[Instructions for the task] Retype the full set of records. Keep every character identical.

[Exercise materials]

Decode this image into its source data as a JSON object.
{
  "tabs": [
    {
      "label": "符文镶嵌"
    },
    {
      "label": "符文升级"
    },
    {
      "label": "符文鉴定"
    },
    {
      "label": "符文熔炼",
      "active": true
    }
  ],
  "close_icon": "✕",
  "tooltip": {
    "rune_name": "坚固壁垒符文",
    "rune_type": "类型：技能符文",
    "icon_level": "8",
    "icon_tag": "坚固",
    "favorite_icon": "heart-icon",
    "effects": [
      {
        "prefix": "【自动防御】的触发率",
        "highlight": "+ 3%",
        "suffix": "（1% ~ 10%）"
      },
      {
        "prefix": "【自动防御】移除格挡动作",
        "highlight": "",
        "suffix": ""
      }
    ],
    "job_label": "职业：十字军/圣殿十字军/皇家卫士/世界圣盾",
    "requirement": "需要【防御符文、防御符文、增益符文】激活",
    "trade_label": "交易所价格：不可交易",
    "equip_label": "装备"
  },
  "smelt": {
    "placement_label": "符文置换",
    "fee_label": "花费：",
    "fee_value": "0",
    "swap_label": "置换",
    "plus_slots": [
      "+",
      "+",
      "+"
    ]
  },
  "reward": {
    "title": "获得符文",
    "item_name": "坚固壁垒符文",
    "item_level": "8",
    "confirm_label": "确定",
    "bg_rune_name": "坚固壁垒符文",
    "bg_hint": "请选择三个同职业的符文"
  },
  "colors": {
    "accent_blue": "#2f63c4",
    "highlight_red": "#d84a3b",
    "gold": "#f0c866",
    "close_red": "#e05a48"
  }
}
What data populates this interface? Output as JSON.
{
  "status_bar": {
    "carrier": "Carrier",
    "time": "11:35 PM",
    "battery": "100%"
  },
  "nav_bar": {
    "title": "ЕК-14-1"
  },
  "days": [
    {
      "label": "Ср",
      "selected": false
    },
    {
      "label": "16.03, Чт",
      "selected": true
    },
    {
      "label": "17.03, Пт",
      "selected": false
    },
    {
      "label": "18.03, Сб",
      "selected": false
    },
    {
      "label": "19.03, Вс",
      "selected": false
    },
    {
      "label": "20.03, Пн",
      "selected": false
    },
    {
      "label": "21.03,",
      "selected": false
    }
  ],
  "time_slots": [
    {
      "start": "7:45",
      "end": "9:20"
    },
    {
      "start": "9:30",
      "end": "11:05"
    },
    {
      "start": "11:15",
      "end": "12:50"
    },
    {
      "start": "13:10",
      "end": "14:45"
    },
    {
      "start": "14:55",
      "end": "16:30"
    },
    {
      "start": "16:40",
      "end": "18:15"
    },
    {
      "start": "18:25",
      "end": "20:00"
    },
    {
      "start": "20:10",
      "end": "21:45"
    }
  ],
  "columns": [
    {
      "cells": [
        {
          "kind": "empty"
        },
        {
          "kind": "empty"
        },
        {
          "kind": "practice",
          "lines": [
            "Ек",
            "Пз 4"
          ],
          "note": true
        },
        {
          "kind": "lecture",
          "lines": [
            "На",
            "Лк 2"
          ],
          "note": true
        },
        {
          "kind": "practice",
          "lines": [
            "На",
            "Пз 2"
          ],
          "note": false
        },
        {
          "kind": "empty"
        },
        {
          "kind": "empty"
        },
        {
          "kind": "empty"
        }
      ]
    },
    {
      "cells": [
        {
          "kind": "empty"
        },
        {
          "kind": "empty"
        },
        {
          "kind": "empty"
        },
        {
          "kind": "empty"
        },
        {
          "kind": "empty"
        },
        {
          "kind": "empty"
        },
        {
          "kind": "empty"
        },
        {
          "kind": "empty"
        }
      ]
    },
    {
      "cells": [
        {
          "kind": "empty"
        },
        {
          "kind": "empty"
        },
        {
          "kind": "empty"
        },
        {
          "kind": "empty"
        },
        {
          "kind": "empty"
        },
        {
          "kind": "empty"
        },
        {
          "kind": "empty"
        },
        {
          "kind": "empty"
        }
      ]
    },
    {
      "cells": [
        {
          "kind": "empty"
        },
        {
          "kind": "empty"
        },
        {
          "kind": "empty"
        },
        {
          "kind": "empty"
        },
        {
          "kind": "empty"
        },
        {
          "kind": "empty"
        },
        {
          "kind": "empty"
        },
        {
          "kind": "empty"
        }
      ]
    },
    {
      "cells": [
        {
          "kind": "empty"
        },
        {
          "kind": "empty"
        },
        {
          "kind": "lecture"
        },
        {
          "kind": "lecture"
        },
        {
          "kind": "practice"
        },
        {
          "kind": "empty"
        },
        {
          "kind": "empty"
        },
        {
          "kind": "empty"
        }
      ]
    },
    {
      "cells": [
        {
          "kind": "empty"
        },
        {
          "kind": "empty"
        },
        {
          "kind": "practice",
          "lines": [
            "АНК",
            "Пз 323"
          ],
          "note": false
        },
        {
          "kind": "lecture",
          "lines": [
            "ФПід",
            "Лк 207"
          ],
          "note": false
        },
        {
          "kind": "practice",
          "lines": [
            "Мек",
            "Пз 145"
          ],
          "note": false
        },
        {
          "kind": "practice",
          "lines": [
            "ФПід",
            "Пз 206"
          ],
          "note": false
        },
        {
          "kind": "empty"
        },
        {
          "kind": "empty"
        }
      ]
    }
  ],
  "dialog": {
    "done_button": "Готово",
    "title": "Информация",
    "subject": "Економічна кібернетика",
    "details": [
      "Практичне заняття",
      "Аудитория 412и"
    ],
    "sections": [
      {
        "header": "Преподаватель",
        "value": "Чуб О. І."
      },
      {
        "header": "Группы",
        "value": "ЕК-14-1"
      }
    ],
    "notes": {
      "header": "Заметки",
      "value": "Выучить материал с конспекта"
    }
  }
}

[Completed exercise]
Decode this image into its source data as a JSON object.
{
  "tabs": [
    {
      "label": "符文镶嵌"
    },
    {
      "label": "符文升级"
    },
    {
      "label": "符文鉴定"
    },
    {
      "label": "符文熔炼",
      "active": true
    }
  ],
  "close_icon": "✕",
  "tooltip": {
    "rune_name": "坚固壁垒符文",
    "rune_type": "类型：技能符文",
    "icon_level": "8",
    "icon_tag": "坚固",
    "favorite_icon": "heart-icon",
    "effects": [
      {
        "prefix": "【自动防御】的触发率",
        "highlight": "+ 3%",
        "suffix": "（1% ~ 10%）"
      },
      {
        "prefix": "【自动防御】移除格挡动作",
        "highlight": "",
        "suffix": ""
      }
    ],
    "job_label": "职业：十字军/圣殿十字军/皇家卫士/世界圣盾",
    "requirement": "需要【防御符文、防御符文、增益符文】激活",
    "trade_label": "交易所价格：不可交易",
    "equip_label": "装备"
  },
  "smelt": {
    "placement_label": "符文置换",
    "fee_label": "花费：",
    "fee_value": "0",
    "swap_label": "置换",
    "plus_slots": [
      "+",
      "+",
      "+"
    ]
  },
  "reward": {
    "title": "获得符文",
    "item_name": "坚固壁垒符文",
    "item_level": "8",
    "confirm_label": "确定",
    "bg_rune_name": "坚固壁垒符文",
    "bg_hint": "请选择三个同职业的符文"
  },
  "colors": {
    "accent_blue": "#2f63c4",
    "highlight_red": "#d84a3b",
    "gold": "#f0c866",
    "close_red": "#e05a48"
  }
}
What data populates this interface? Output as JSON.
{
  "status_bar": {
    "carrier": "Carrier",
    "time": "11:35 PM",
    "battery": "100%"
  },
  "nav_bar": {
    "title": "ЕК-14-1"
  },
  "days": [
    {
      "label": "Ср",
      "selected": false
    },
    {
      "label": "16.03, Чт",
      "selected": true
    },
    {
      "label": "17.03, Пт",
      "selected": false
    },
    {
      "label": "18.03, Сб",
      "selected": false
    },
    {
      "label": "19.03, Вс",
      "selected": false
    },
    {
      "label": "20.03, Пн",
      "selected": false
    },
    {
      "label": "21.03,",
      "selected": false
    }
  ],
  "time_slots": [
    {
      "start": "7:45",
      "end": "9:20"
    },
    {
      "start": "9:30",
      "end": "11:05"
    },
    {
      "start": "11:15",
      "end": "12:50"
    },
    {
      "start": "13:10",
      "end": "14:45"
    },
    {
      "start": "14:55",
      "end": "16:30"
    },
    {
      "start": "16:40",
      "end": "18:15"
    },
    {
      "start": "18:25",
      "end": "20:00"
    },
    {
      "start": "20:10",
      "end": "21:45"
    }
  ],
  "columns": [
    {
      "cells": [
        {
          "kind": "empty"
        },
        {
          "kind": "empty"
        },
        {
          "kind": "practice",
          "lines": [
            "Ек",
            "Пз 4"
          ],
          "note": true
        },
        {
          "kind": "lecture",
          "lines": [
            "На",
            "Лк 2"
          ],
          "note": true
        },
        {
          "kind": "practice",
          "lines": [
            "На",
            "Пз 2"
          ],
          "note": false
        },
        {
          "kind": "empty"
        },
        {
          "kind": "empty"
        },
        {
          "kind": "empty"
        }
      ]
    },
    {
      "cells": [
        {
          "kind": "empty"
        },
        {
          "kind": "empty"
        },
        {
          "kind": "empty"
        },
        {
          "kind": "empty"
        },
        {
          "kind": "empty"
        },
        {
          "kind": "empty"
        },
        {
          "kind": "empty"
        },
        {
          "kind": "empty"
        }
      ]
    },
    {
      "cells": [
        {
          "kind": "empty"
        },
        {
          "kind": "empty"
        },
        {
          "kind": "empty"
        },
        {
          "kind": "empty"
        },
        {
          "kind": "empty"
        },
        {
          "kind": "empty"
        },
        {
          "kind": "empty"
        },
        {
          "kind": "empty"
        }
      ]
    },
    {
      "cells": [
        {
          "kind": "empty"
        },
        {
          "kind": "empty"
        },
        {
          "kind": "empty"
        },
        {
          "kind": "empty"
        },
        {
          "kind": "empty"
        },
        {
          "kind": "empty"
        },
        {
          "kind": "empty"
        },
        {
          "kind": "empty"
        }
      ]
    },
    {
      "cells": [
        {
          "kind": "empty"
        },
        {
          "kind": "empty"
        },
        {
          "kind": "lecture"
        },
        {
          "kind": "lecture"
        },
        {
          "kind": "practice"
        },
        {
          "kind": "empty"
        },
        {
          "kind": "empty"
        },
        {
          "kind": "empty"
        }
      ]
    },
    {
      "cells": [
        {
          "kind": "empty"
        },
        {
          "kind": "empty"
        },
        {
          "kind": "practice",
          "lines": [
            "АНК",
            "Пз 323"
          ],
          "note": false
        },
        {
          "kind": "lecture",
          "lines": [
            "ФПід",
            "Лк 207"
          ],
          "note": false
        },
        {
          "kind": "practice",
          "lines": [
            "Мек",
            "Пз 145"
          ],
          "note": false
        },
        {
          "kind": "practice",
          "lines": [
            "ФПід",
            "Пз 206"
          ],
          "note": false
        },
        {
          "kind": "empty"
        },
        {
          "kind": "empty"
        }
      ]
    }
  ],
  "dialog": {
    "done_button": "Готово",
    "title": "Информация",
    "subject": "Економічна кібернетика",
    "details": [
      "Практичне заняття",
      "Аудитория 412и"
    ],
    "sections": [
      {
        "header": "Преподаватель",
        "value": "Чуб О. І."
      },
      {
        "header": "Группы",
        "value": "ЕК-14-1"
      }
    ],
    "notes": {
      "header": "Заметки",
      "value": "Выучить материал с конспекта"
    }
  }
}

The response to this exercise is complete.